EXERCISE DESCRIPTION ▸ Transcribe all of the material exactly. Any picture in it should be left out.
⁂
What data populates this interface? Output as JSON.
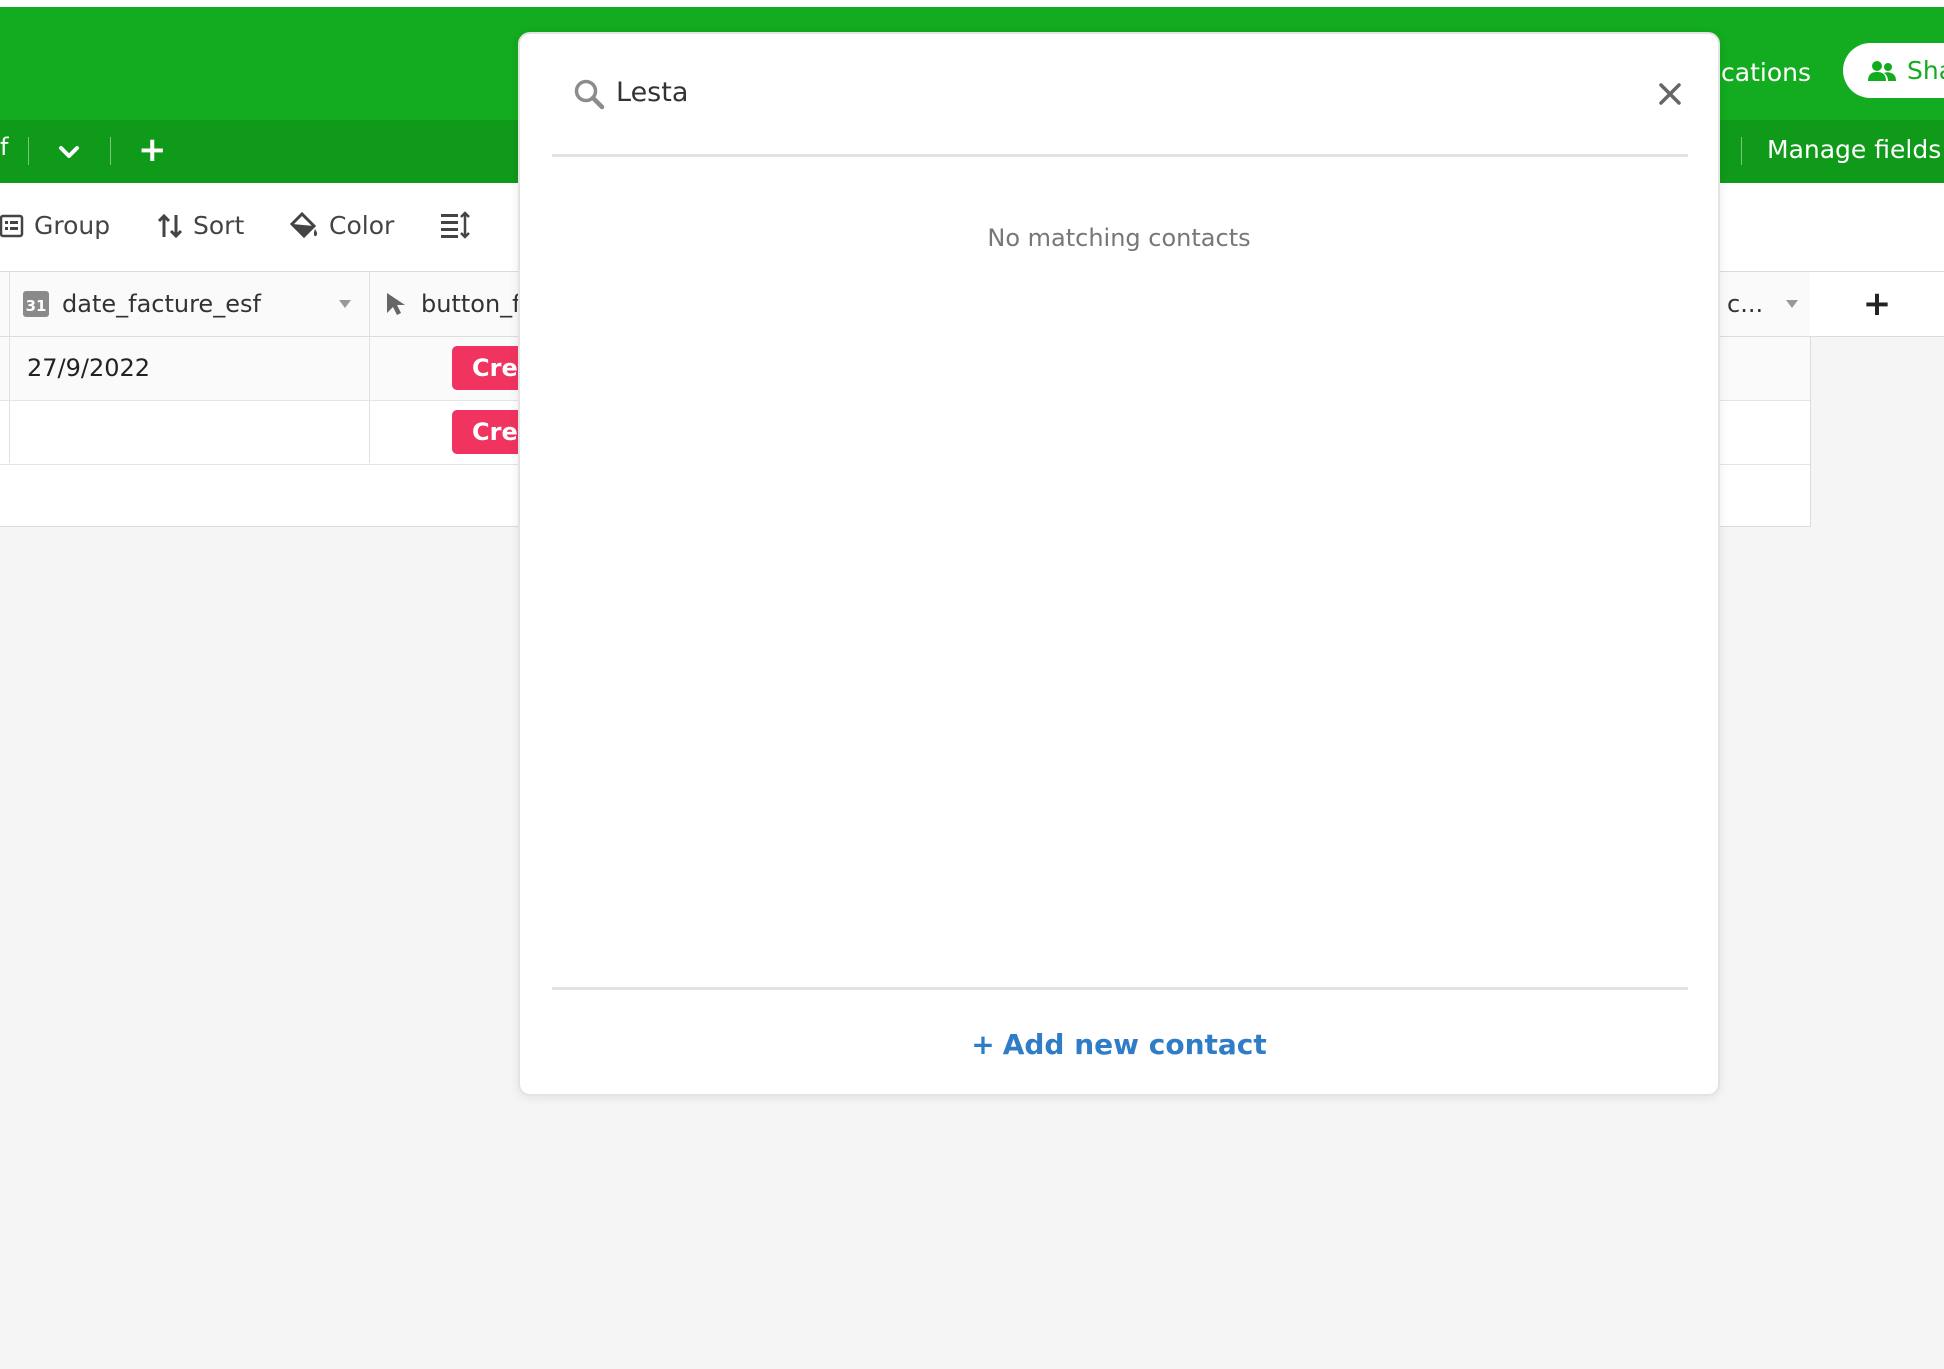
{
  "header": {
    "notifications_fragment": "cations",
    "share_label": "Sha",
    "tab_fragment": "f",
    "add_label": "+",
    "manage_fields_label": "Manage fields"
  },
  "toolbar": {
    "group_label": "Group",
    "sort_label": "Sort",
    "color_label": "Color"
  },
  "grid": {
    "columns": [
      {
        "label": "date_facture_esf",
        "icon": "calendar-icon",
        "icon_text": "31"
      },
      {
        "label": "button_f",
        "icon": "cursor-icon"
      },
      {
        "label": "c...",
        "icon": ""
      }
    ],
    "rows": [
      {
        "date_facture_esf": "27/9/2022",
        "button_label": "Cree"
      },
      {
        "date_facture_esf": "",
        "button_label": "Cree"
      }
    ],
    "add_column_label": "+"
  },
  "modal": {
    "search_value": "Lesta",
    "empty_message": "No matching contacts",
    "add_contact_label": "Add new contact",
    "add_contact_plus": "+"
  },
  "colors": {
    "header_green": "#13ab1f",
    "subbar_green": "#109a1a",
    "button_pink": "#f0335f",
    "link_blue": "#2f7cc7"
  }
}
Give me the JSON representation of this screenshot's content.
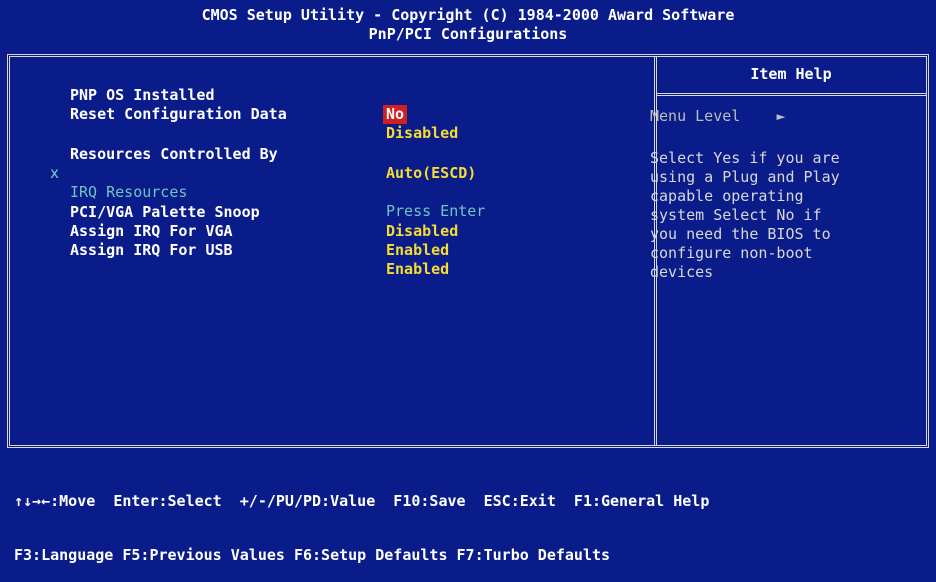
{
  "header": {
    "title": "CMOS Setup Utility - Copyright (C) 1984-2000 Award Software",
    "subtitle": "PnP/PCI Configurations"
  },
  "settings": [
    {
      "label": "PNP OS Installed",
      "value": "No",
      "selected": true,
      "disabled": false
    },
    {
      "label": "Reset Configuration Data",
      "value": "Disabled",
      "selected": false,
      "disabled": false
    },
    {
      "label": "Resources Controlled By",
      "value": "Auto(ESCD)",
      "selected": false,
      "disabled": false
    },
    {
      "label": "IRQ Resources",
      "value": "Press Enter",
      "marker": "x",
      "selected": false,
      "disabled": true
    },
    {
      "label": "PCI/VGA Palette Snoop",
      "value": "Disabled",
      "selected": false,
      "disabled": false
    },
    {
      "label": "Assign IRQ For VGA",
      "value": "Enabled",
      "selected": false,
      "disabled": false
    },
    {
      "label": "Assign IRQ For USB",
      "value": "Enabled",
      "selected": false,
      "disabled": false
    }
  ],
  "help": {
    "title": "Item Help",
    "menu_level_label": "Menu Level",
    "menu_level_arrow": "►",
    "text": "Select Yes if you are\nusing a Plug and Play\ncapable operating\nsystem Select No if\nyou need the BIOS to\nconfigure non-boot\ndevices"
  },
  "footer": {
    "line1": "↑↓→←:Move  Enter:Select  +/-/PU/PD:Value  F10:Save  ESC:Exit  F1:General Help",
    "line2": "F3:Language F5:Previous Values F6:Setup Defaults F7:Turbo Defaults"
  },
  "colors": {
    "background": "#0a1c8a",
    "value": "#f5dc32",
    "selected_bg": "#d02020",
    "disabled": "#6fc4c4"
  }
}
⁂
SOLUTION ▸
What data populates this interface? Output as JSON.
{
  "header": {
    "notifications_fragment": "cations",
    "share_label": "Sha",
    "tab_fragment": "f",
    "add_label": "+",
    "manage_fields_label": "Manage fields"
  },
  "toolbar": {
    "group_label": "Group",
    "sort_label": "Sort",
    "color_label": "Color"
  },
  "grid": {
    "columns": [
      {
        "label": "date_facture_esf",
        "icon": "calendar-icon",
        "icon_text": "31"
      },
      {
        "label": "button_f",
        "icon": "cursor-icon"
      },
      {
        "label": "c...",
        "icon": ""
      }
    ],
    "rows": [
      {
        "date_facture_esf": "27/9/2022",
        "button_label": "Cree"
      },
      {
        "date_facture_esf": "",
        "button_label": "Cree"
      }
    ],
    "add_column_label": "+"
  },
  "modal": {
    "search_value": "Lesta",
    "empty_message": "No matching contacts",
    "add_contact_label": "Add new contact",
    "add_contact_plus": "+"
  },
  "colors": {
    "header_green": "#13ab1f",
    "subbar_green": "#109a1a",
    "button_pink": "#f0335f",
    "link_blue": "#2f7cc7"
  }
}
Give me the JSON representation of this screenshot's content.
{
  "header": {
    "title": "CMOS Setup Utility - Copyright (C) 1984-2000 Award Software",
    "subtitle": "PnP/PCI Configurations"
  },
  "settings": [
    {
      "label": "PNP OS Installed",
      "value": "No",
      "selected": true,
      "disabled": false
    },
    {
      "label": "Reset Configuration Data",
      "value": "Disabled",
      "selected": false,
      "disabled": false
    },
    {
      "label": "Resources Controlled By",
      "value": "Auto(ESCD)",
      "selected": false,
      "disabled": false
    },
    {
      "label": "IRQ Resources",
      "value": "Press Enter",
      "marker": "x",
      "selected": false,
      "disabled": true
    },
    {
      "label": "PCI/VGA Palette Snoop",
      "value": "Disabled",
      "selected": false,
      "disabled": false
    },
    {
      "label": "Assign IRQ For VGA",
      "value": "Enabled",
      "selected": false,
      "disabled": false
    },
    {
      "label": "Assign IRQ For USB",
      "value": "Enabled",
      "selected": false,
      "disabled": false
    }
  ],
  "help": {
    "title": "Item Help",
    "menu_level_label": "Menu Level",
    "menu_level_arrow": "►",
    "text": "Select Yes if you are\nusing a Plug and Play\ncapable operating\nsystem Select No if\nyou need the BIOS to\nconfigure non-boot\ndevices"
  },
  "footer": {
    "line1": "↑↓→←:Move  Enter:Select  +/-/PU/PD:Value  F10:Save  ESC:Exit  F1:General Help",
    "line2": "F3:Language F5:Previous Values F6:Setup Defaults F7:Turbo Defaults"
  },
  "colors": {
    "background": "#0a1c8a",
    "value": "#f5dc32",
    "selected_bg": "#d02020",
    "disabled": "#6fc4c4"
  }
}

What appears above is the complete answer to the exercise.